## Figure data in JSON
## begin
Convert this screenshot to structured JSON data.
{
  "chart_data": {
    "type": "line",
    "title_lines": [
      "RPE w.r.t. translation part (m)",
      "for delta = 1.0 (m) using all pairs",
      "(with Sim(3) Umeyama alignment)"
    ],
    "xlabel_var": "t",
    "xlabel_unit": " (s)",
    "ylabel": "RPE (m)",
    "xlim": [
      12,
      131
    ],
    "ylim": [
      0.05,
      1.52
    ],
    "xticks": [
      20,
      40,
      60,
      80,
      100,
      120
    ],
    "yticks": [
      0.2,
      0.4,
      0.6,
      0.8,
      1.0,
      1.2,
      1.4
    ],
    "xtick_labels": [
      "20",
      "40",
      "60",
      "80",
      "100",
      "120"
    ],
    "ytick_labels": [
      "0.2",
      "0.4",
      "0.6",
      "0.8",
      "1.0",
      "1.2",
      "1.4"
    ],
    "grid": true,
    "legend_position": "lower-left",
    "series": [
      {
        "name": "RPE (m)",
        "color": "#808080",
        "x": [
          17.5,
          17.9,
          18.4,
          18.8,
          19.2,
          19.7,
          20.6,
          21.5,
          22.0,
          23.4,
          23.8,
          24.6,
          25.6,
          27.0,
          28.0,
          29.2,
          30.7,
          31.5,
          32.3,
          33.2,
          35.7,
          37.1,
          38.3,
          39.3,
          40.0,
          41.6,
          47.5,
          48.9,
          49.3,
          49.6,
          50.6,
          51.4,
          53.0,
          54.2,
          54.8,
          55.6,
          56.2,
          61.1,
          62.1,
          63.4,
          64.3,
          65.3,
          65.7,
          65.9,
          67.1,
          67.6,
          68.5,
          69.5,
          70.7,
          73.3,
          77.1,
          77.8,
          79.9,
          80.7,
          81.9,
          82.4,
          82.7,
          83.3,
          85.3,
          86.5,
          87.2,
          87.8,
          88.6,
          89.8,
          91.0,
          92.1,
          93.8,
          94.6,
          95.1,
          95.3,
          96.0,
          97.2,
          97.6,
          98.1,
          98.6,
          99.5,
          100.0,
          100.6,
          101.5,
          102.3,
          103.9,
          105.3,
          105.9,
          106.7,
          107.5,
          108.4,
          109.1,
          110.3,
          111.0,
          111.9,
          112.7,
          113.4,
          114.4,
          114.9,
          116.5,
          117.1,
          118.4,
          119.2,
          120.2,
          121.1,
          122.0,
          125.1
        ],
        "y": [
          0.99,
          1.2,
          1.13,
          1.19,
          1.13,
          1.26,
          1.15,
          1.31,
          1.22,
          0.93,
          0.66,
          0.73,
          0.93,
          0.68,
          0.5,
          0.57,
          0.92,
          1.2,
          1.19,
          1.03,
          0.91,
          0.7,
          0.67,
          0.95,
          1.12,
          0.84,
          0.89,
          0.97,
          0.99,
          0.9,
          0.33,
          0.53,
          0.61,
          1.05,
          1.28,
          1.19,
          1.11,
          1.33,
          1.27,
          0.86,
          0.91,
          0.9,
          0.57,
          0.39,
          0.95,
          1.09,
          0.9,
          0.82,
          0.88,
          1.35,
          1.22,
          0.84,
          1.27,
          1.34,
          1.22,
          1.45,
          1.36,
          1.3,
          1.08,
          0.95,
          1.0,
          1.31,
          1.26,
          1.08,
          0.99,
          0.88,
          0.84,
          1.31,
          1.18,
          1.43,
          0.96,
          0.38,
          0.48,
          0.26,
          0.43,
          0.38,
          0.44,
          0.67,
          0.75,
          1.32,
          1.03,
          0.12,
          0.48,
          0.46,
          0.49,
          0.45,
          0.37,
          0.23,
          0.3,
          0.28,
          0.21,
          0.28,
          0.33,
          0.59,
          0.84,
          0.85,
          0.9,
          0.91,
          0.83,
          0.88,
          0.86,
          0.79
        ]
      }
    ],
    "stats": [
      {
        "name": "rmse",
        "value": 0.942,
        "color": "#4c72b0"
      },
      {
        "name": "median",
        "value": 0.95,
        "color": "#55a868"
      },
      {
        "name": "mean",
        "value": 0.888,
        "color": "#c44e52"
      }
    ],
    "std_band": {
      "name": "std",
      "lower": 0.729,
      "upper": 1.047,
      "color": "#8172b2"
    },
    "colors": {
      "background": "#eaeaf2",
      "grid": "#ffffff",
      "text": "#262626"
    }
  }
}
## end
Your task is to extract all of the records exactly.

## ANSWER TO THE TASK
Convert this screenshot to structured JSON data.
{
  "chart_data": {
    "type": "line",
    "title_lines": [
      "RPE w.r.t. translation part (m)",
      "for delta = 1.0 (m) using all pairs",
      "(with Sim(3) Umeyama alignment)"
    ],
    "xlabel_var": "t",
    "xlabel_unit": " (s)",
    "ylabel": "RPE (m)",
    "xlim": [
      12,
      131
    ],
    "ylim": [
      0.05,
      1.52
    ],
    "xticks": [
      20,
      40,
      60,
      80,
      100,
      120
    ],
    "yticks": [
      0.2,
      0.4,
      0.6,
      0.8,
      1.0,
      1.2,
      1.4
    ],
    "xtick_labels": [
      "20",
      "40",
      "60",
      "80",
      "100",
      "120"
    ],
    "ytick_labels": [
      "0.2",
      "0.4",
      "0.6",
      "0.8",
      "1.0",
      "1.2",
      "1.4"
    ],
    "grid": true,
    "legend_position": "lower-left",
    "series": [
      {
        "name": "RPE (m)",
        "color": "#808080",
        "x": [
          17.5,
          17.9,
          18.4,
          18.8,
          19.2,
          19.7,
          20.6,
          21.5,
          22.0,
          23.4,
          23.8,
          24.6,
          25.6,
          27.0,
          28.0,
          29.2,
          30.7,
          31.5,
          32.3,
          33.2,
          35.7,
          37.1,
          38.3,
          39.3,
          40.0,
          41.6,
          47.5,
          48.9,
          49.3,
          49.6,
          50.6,
          51.4,
          53.0,
          54.2,
          54.8,
          55.6,
          56.2,
          61.1,
          62.1,
          63.4,
          64.3,
          65.3,
          65.7,
          65.9,
          67.1,
          67.6,
          68.5,
          69.5,
          70.7,
          73.3,
          77.1,
          77.8,
          79.9,
          80.7,
          81.9,
          82.4,
          82.7,
          83.3,
          85.3,
          86.5,
          87.2,
          87.8,
          88.6,
          89.8,
          91.0,
          92.1,
          93.8,
          94.6,
          95.1,
          95.3,
          96.0,
          97.2,
          97.6,
          98.1,
          98.6,
          99.5,
          100.0,
          100.6,
          101.5,
          102.3,
          103.9,
          105.3,
          105.9,
          106.7,
          107.5,
          108.4,
          109.1,
          110.3,
          111.0,
          111.9,
          112.7,
          113.4,
          114.4,
          114.9,
          116.5,
          117.1,
          118.4,
          119.2,
          120.2,
          121.1,
          122.0,
          125.1
        ],
        "y": [
          0.99,
          1.2,
          1.13,
          1.19,
          1.13,
          1.26,
          1.15,
          1.31,
          1.22,
          0.93,
          0.66,
          0.73,
          0.93,
          0.68,
          0.5,
          0.57,
          0.92,
          1.2,
          1.19,
          1.03,
          0.91,
          0.7,
          0.67,
          0.95,
          1.12,
          0.84,
          0.89,
          0.97,
          0.99,
          0.9,
          0.33,
          0.53,
          0.61,
          1.05,
          1.28,
          1.19,
          1.11,
          1.33,
          1.27,
          0.86,
          0.91,
          0.9,
          0.57,
          0.39,
          0.95,
          1.09,
          0.9,
          0.82,
          0.88,
          1.35,
          1.22,
          0.84,
          1.27,
          1.34,
          1.22,
          1.45,
          1.36,
          1.3,
          1.08,
          0.95,
          1.0,
          1.31,
          1.26,
          1.08,
          0.99,
          0.88,
          0.84,
          1.31,
          1.18,
          1.43,
          0.96,
          0.38,
          0.48,
          0.26,
          0.43,
          0.38,
          0.44,
          0.67,
          0.75,
          1.32,
          1.03,
          0.12,
          0.48,
          0.46,
          0.49,
          0.45,
          0.37,
          0.23,
          0.3,
          0.28,
          0.21,
          0.28,
          0.33,
          0.59,
          0.84,
          0.85,
          0.9,
          0.91,
          0.83,
          0.88,
          0.86,
          0.79
        ]
      }
    ],
    "stats": [
      {
        "name": "rmse",
        "value": 0.942,
        "color": "#4c72b0"
      },
      {
        "name": "median",
        "value": 0.95,
        "color": "#55a868"
      },
      {
        "name": "mean",
        "value": 0.888,
        "color": "#c44e52"
      }
    ],
    "std_band": {
      "name": "std",
      "lower": 0.729,
      "upper": 1.047,
      "color": "#8172b2"
    },
    "colors": {
      "background": "#eaeaf2",
      "grid": "#ffffff",
      "text": "#262626"
    }
  }
}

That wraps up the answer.